For the data that follows, report how many lines contain the word "mean", and nothing else.

A run of records:
# # #
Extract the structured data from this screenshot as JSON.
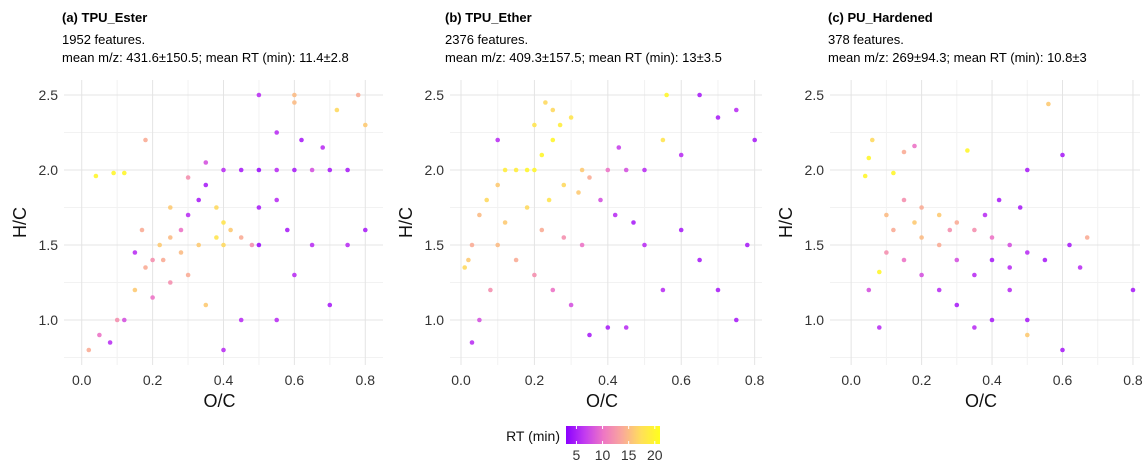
{
  "chart_data": [
    {
      "type": "scatter",
      "title": "(a) TPU_Ester",
      "subtitle_line1": "1952 features.",
      "subtitle_line2": "mean m/z: 431.6±150.5; mean RT (min): 11.4±2.8",
      "xlabel": "O/C",
      "ylabel": "H/C",
      "xlim": [
        -0.05,
        0.85
      ],
      "ylim": [
        0.7,
        2.6
      ],
      "xticks": [
        "0.0",
        "0.2",
        "0.4",
        "0.6",
        "0.8"
      ],
      "yticks": [
        "1.0",
        "1.5",
        "2.0",
        "2.5"
      ],
      "grid": true,
      "points": [
        {
          "x": 0.04,
          "y": 1.96,
          "rt": 20
        },
        {
          "x": 0.09,
          "y": 1.98,
          "rt": 20
        },
        {
          "x": 0.12,
          "y": 1.98,
          "rt": 20
        },
        {
          "x": 0.02,
          "y": 0.8,
          "rt": 14
        },
        {
          "x": 0.05,
          "y": 0.9,
          "rt": 10
        },
        {
          "x": 0.08,
          "y": 0.85,
          "rt": 6
        },
        {
          "x": 0.1,
          "y": 1.0,
          "rt": 12
        },
        {
          "x": 0.12,
          "y": 1.0,
          "rt": 8
        },
        {
          "x": 0.15,
          "y": 1.2,
          "rt": 16
        },
        {
          "x": 0.18,
          "y": 1.35,
          "rt": 14
        },
        {
          "x": 0.2,
          "y": 1.4,
          "rt": 12
        },
        {
          "x": 0.22,
          "y": 1.5,
          "rt": 16
        },
        {
          "x": 0.25,
          "y": 1.55,
          "rt": 15
        },
        {
          "x": 0.28,
          "y": 1.6,
          "rt": 10
        },
        {
          "x": 0.3,
          "y": 1.7,
          "rt": 6
        },
        {
          "x": 0.33,
          "y": 1.8,
          "rt": 5
        },
        {
          "x": 0.35,
          "y": 1.9,
          "rt": 5
        },
        {
          "x": 0.38,
          "y": 1.75,
          "rt": 17
        },
        {
          "x": 0.4,
          "y": 1.65,
          "rt": 18
        },
        {
          "x": 0.42,
          "y": 1.6,
          "rt": 16
        },
        {
          "x": 0.45,
          "y": 1.55,
          "rt": 14
        },
        {
          "x": 0.48,
          "y": 1.5,
          "rt": 12
        },
        {
          "x": 0.5,
          "y": 2.0,
          "rt": 4
        },
        {
          "x": 0.5,
          "y": 1.5,
          "rt": 4
        },
        {
          "x": 0.55,
          "y": 2.0,
          "rt": 6
        },
        {
          "x": 0.6,
          "y": 2.0,
          "rt": 5
        },
        {
          "x": 0.65,
          "y": 2.0,
          "rt": 8
        },
        {
          "x": 0.7,
          "y": 2.0,
          "rt": 5
        },
        {
          "x": 0.75,
          "y": 2.0,
          "rt": 5
        },
        {
          "x": 0.8,
          "y": 2.3,
          "rt": 16
        },
        {
          "x": 0.78,
          "y": 2.5,
          "rt": 14
        },
        {
          "x": 0.72,
          "y": 2.4,
          "rt": 17
        },
        {
          "x": 0.6,
          "y": 2.45,
          "rt": 15
        },
        {
          "x": 0.5,
          "y": 2.5,
          "rt": 6
        },
        {
          "x": 0.6,
          "y": 1.3,
          "rt": 6
        },
        {
          "x": 0.7,
          "y": 1.1,
          "rt": 5
        },
        {
          "x": 0.75,
          "y": 1.5,
          "rt": 6
        },
        {
          "x": 0.8,
          "y": 1.6,
          "rt": 5
        },
        {
          "x": 0.55,
          "y": 1.0,
          "rt": 6
        },
        {
          "x": 0.45,
          "y": 1.0,
          "rt": 6
        },
        {
          "x": 0.4,
          "y": 0.8,
          "rt": 6
        },
        {
          "x": 0.35,
          "y": 1.1,
          "rt": 16
        },
        {
          "x": 0.3,
          "y": 1.3,
          "rt": 14
        },
        {
          "x": 0.25,
          "y": 1.25,
          "rt": 12
        },
        {
          "x": 0.2,
          "y": 1.15,
          "rt": 10
        },
        {
          "x": 0.15,
          "y": 1.45,
          "rt": 6
        },
        {
          "x": 0.17,
          "y": 1.6,
          "rt": 14
        },
        {
          "x": 0.25,
          "y": 1.75,
          "rt": 16
        },
        {
          "x": 0.3,
          "y": 1.95,
          "rt": 12
        },
        {
          "x": 0.35,
          "y": 2.05,
          "rt": 8
        },
        {
          "x": 0.4,
          "y": 2.0,
          "rt": 6
        },
        {
          "x": 0.45,
          "y": 2.0,
          "rt": 5
        },
        {
          "x": 0.38,
          "y": 1.55,
          "rt": 18
        },
        {
          "x": 0.4,
          "y": 1.5,
          "rt": 17
        },
        {
          "x": 0.33,
          "y": 1.5,
          "rt": 16
        },
        {
          "x": 0.28,
          "y": 1.45,
          "rt": 15
        },
        {
          "x": 0.23,
          "y": 1.4,
          "rt": 14
        },
        {
          "x": 0.55,
          "y": 2.25,
          "rt": 6
        },
        {
          "x": 0.62,
          "y": 2.2,
          "rt": 5
        },
        {
          "x": 0.68,
          "y": 2.15,
          "rt": 6
        },
        {
          "x": 0.5,
          "y": 1.75,
          "rt": 5
        },
        {
          "x": 0.55,
          "y": 1.8,
          "rt": 6
        },
        {
          "x": 0.58,
          "y": 1.6,
          "rt": 5
        },
        {
          "x": 0.65,
          "y": 1.5,
          "rt": 6
        },
        {
          "x": 0.18,
          "y": 2.2,
          "rt": 14
        },
        {
          "x": 0.6,
          "y": 2.5,
          "rt": 15
        }
      ]
    },
    {
      "type": "scatter",
      "title": "(b) TPU_Ether",
      "subtitle_line1": "2376 features.",
      "subtitle_line2": "mean m/z: 409.3±157.5; mean RT (min): 13±3.5",
      "xlabel": "O/C",
      "ylabel": "H/C",
      "xlim": [
        -0.03,
        0.82
      ],
      "ylim": [
        0.7,
        2.6
      ],
      "xticks": [
        "0.0",
        "0.2",
        "0.4",
        "0.6",
        "0.8"
      ],
      "yticks": [
        "1.0",
        "1.5",
        "2.0",
        "2.5"
      ],
      "grid": true,
      "points": [
        {
          "x": 0.01,
          "y": 1.35,
          "rt": 17
        },
        {
          "x": 0.02,
          "y": 1.4,
          "rt": 16
        },
        {
          "x": 0.03,
          "y": 1.5,
          "rt": 14
        },
        {
          "x": 0.05,
          "y": 1.7,
          "rt": 15
        },
        {
          "x": 0.07,
          "y": 1.8,
          "rt": 17
        },
        {
          "x": 0.1,
          "y": 1.9,
          "rt": 16
        },
        {
          "x": 0.12,
          "y": 2.0,
          "rt": 19
        },
        {
          "x": 0.15,
          "y": 2.0,
          "rt": 19
        },
        {
          "x": 0.18,
          "y": 2.0,
          "rt": 20
        },
        {
          "x": 0.2,
          "y": 2.0,
          "rt": 20
        },
        {
          "x": 0.22,
          "y": 2.1,
          "rt": 20
        },
        {
          "x": 0.25,
          "y": 2.2,
          "rt": 20
        },
        {
          "x": 0.27,
          "y": 2.3,
          "rt": 19
        },
        {
          "x": 0.3,
          "y": 2.35,
          "rt": 18
        },
        {
          "x": 0.25,
          "y": 2.4,
          "rt": 17
        },
        {
          "x": 0.33,
          "y": 2.0,
          "rt": 16
        },
        {
          "x": 0.35,
          "y": 1.95,
          "rt": 14
        },
        {
          "x": 0.4,
          "y": 2.0,
          "rt": 10
        },
        {
          "x": 0.45,
          "y": 2.0,
          "rt": 8
        },
        {
          "x": 0.5,
          "y": 2.0,
          "rt": 6
        },
        {
          "x": 0.55,
          "y": 2.2,
          "rt": 18
        },
        {
          "x": 0.6,
          "y": 2.1,
          "rt": 6
        },
        {
          "x": 0.65,
          "y": 2.5,
          "rt": 5
        },
        {
          "x": 0.7,
          "y": 2.35,
          "rt": 5
        },
        {
          "x": 0.75,
          "y": 2.4,
          "rt": 6
        },
        {
          "x": 0.8,
          "y": 2.2,
          "rt": 5
        },
        {
          "x": 0.56,
          "y": 2.5,
          "rt": 20
        },
        {
          "x": 0.6,
          "y": 1.6,
          "rt": 5
        },
        {
          "x": 0.65,
          "y": 1.4,
          "rt": 5
        },
        {
          "x": 0.7,
          "y": 1.2,
          "rt": 5
        },
        {
          "x": 0.75,
          "y": 1.0,
          "rt": 5
        },
        {
          "x": 0.78,
          "y": 1.5,
          "rt": 5
        },
        {
          "x": 0.55,
          "y": 1.2,
          "rt": 6
        },
        {
          "x": 0.45,
          "y": 0.95,
          "rt": 6
        },
        {
          "x": 0.4,
          "y": 0.95,
          "rt": 5
        },
        {
          "x": 0.35,
          "y": 0.9,
          "rt": 5
        },
        {
          "x": 0.3,
          "y": 1.1,
          "rt": 8
        },
        {
          "x": 0.25,
          "y": 1.2,
          "rt": 10
        },
        {
          "x": 0.2,
          "y": 1.3,
          "rt": 12
        },
        {
          "x": 0.15,
          "y": 1.4,
          "rt": 14
        },
        {
          "x": 0.1,
          "y": 1.5,
          "rt": 15
        },
        {
          "x": 0.08,
          "y": 1.2,
          "rt": 12
        },
        {
          "x": 0.05,
          "y": 1.0,
          "rt": 8
        },
        {
          "x": 0.03,
          "y": 0.85,
          "rt": 6
        },
        {
          "x": 0.12,
          "y": 1.65,
          "rt": 16
        },
        {
          "x": 0.18,
          "y": 1.75,
          "rt": 17
        },
        {
          "x": 0.24,
          "y": 1.8,
          "rt": 18
        },
        {
          "x": 0.28,
          "y": 1.9,
          "rt": 17
        },
        {
          "x": 0.32,
          "y": 1.85,
          "rt": 16
        },
        {
          "x": 0.38,
          "y": 1.8,
          "rt": 8
        },
        {
          "x": 0.42,
          "y": 1.7,
          "rt": 6
        },
        {
          "x": 0.47,
          "y": 1.65,
          "rt": 5
        },
        {
          "x": 0.5,
          "y": 1.5,
          "rt": 6
        },
        {
          "x": 0.22,
          "y": 1.6,
          "rt": 14
        },
        {
          "x": 0.28,
          "y": 1.55,
          "rt": 12
        },
        {
          "x": 0.33,
          "y": 1.5,
          "rt": 10
        },
        {
          "x": 0.2,
          "y": 2.3,
          "rt": 18
        },
        {
          "x": 0.23,
          "y": 2.45,
          "rt": 17
        },
        {
          "x": 0.1,
          "y": 2.2,
          "rt": 6
        },
        {
          "x": 0.43,
          "y": 2.15,
          "rt": 7
        }
      ]
    },
    {
      "type": "scatter",
      "title": "(c) PU_Hardened",
      "subtitle_line1": "378 features.",
      "subtitle_line2": "mean m/z: 269±94.3; mean RT (min): 10.8±3",
      "xlabel": "O/C",
      "ylabel": "H/C",
      "xlim": [
        -0.06,
        0.82
      ],
      "ylim": [
        0.7,
        2.6
      ],
      "xticks": [
        "0.0",
        "0.2",
        "0.4",
        "0.6",
        "0.8"
      ],
      "yticks": [
        "1.0",
        "1.5",
        "2.0",
        "2.5"
      ],
      "grid": true,
      "points": [
        {
          "x": 0.04,
          "y": 1.96,
          "rt": 20
        },
        {
          "x": 0.05,
          "y": 2.08,
          "rt": 20
        },
        {
          "x": 0.12,
          "y": 1.98,
          "rt": 20
        },
        {
          "x": 0.06,
          "y": 2.2,
          "rt": 17
        },
        {
          "x": 0.08,
          "y": 1.32,
          "rt": 20
        },
        {
          "x": 0.33,
          "y": 2.13,
          "rt": 20
        },
        {
          "x": 0.56,
          "y": 2.44,
          "rt": 16
        },
        {
          "x": 0.15,
          "y": 2.12,
          "rt": 14
        },
        {
          "x": 0.18,
          "y": 2.16,
          "rt": 10
        },
        {
          "x": 0.1,
          "y": 1.7,
          "rt": 15
        },
        {
          "x": 0.12,
          "y": 1.6,
          "rt": 14
        },
        {
          "x": 0.15,
          "y": 1.8,
          "rt": 12
        },
        {
          "x": 0.2,
          "y": 1.75,
          "rt": 14
        },
        {
          "x": 0.25,
          "y": 1.7,
          "rt": 16
        },
        {
          "x": 0.3,
          "y": 1.65,
          "rt": 14
        },
        {
          "x": 0.35,
          "y": 1.6,
          "rt": 12
        },
        {
          "x": 0.4,
          "y": 1.55,
          "rt": 10
        },
        {
          "x": 0.45,
          "y": 1.5,
          "rt": 8
        },
        {
          "x": 0.5,
          "y": 1.45,
          "rt": 6
        },
        {
          "x": 0.5,
          "y": 2.0,
          "rt": 5
        },
        {
          "x": 0.5,
          "y": 1.0,
          "rt": 5
        },
        {
          "x": 0.55,
          "y": 1.4,
          "rt": 5
        },
        {
          "x": 0.6,
          "y": 2.1,
          "rt": 5
        },
        {
          "x": 0.6,
          "y": 0.8,
          "rt": 5
        },
        {
          "x": 0.62,
          "y": 1.5,
          "rt": 5
        },
        {
          "x": 0.65,
          "y": 1.35,
          "rt": 6
        },
        {
          "x": 0.67,
          "y": 1.55,
          "rt": 14
        },
        {
          "x": 0.8,
          "y": 1.2,
          "rt": 5
        },
        {
          "x": 0.08,
          "y": 0.95,
          "rt": 6
        },
        {
          "x": 0.05,
          "y": 1.2,
          "rt": 8
        },
        {
          "x": 0.15,
          "y": 1.4,
          "rt": 10
        },
        {
          "x": 0.2,
          "y": 1.3,
          "rt": 8
        },
        {
          "x": 0.25,
          "y": 1.2,
          "rt": 6
        },
        {
          "x": 0.3,
          "y": 1.1,
          "rt": 5
        },
        {
          "x": 0.35,
          "y": 0.95,
          "rt": 6
        },
        {
          "x": 0.4,
          "y": 1.0,
          "rt": 5
        },
        {
          "x": 0.45,
          "y": 1.2,
          "rt": 6
        },
        {
          "x": 0.3,
          "y": 1.4,
          "rt": 8
        },
        {
          "x": 0.35,
          "y": 1.3,
          "rt": 6
        },
        {
          "x": 0.4,
          "y": 1.4,
          "rt": 5
        },
        {
          "x": 0.45,
          "y": 1.35,
          "rt": 6
        },
        {
          "x": 0.25,
          "y": 1.5,
          "rt": 14
        },
        {
          "x": 0.2,
          "y": 1.55,
          "rt": 15
        },
        {
          "x": 0.18,
          "y": 1.65,
          "rt": 16
        },
        {
          "x": 0.28,
          "y": 1.6,
          "rt": 12
        },
        {
          "x": 0.38,
          "y": 1.7,
          "rt": 6
        },
        {
          "x": 0.42,
          "y": 1.8,
          "rt": 5
        },
        {
          "x": 0.48,
          "y": 1.75,
          "rt": 5
        },
        {
          "x": 0.5,
          "y": 0.9,
          "rt": 16
        },
        {
          "x": 0.1,
          "y": 1.45,
          "rt": 12
        }
      ]
    }
  ],
  "legend": {
    "title": "RT (min)",
    "ticks": [
      "5",
      "10",
      "15",
      "20"
    ],
    "range": [
      3,
      21
    ],
    "colors": [
      "#8a00ff",
      "#c33cf0",
      "#ee77c4",
      "#f9a99a",
      "#ffdf5a",
      "#ffff1c"
    ]
  }
}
# # #
## Result below
3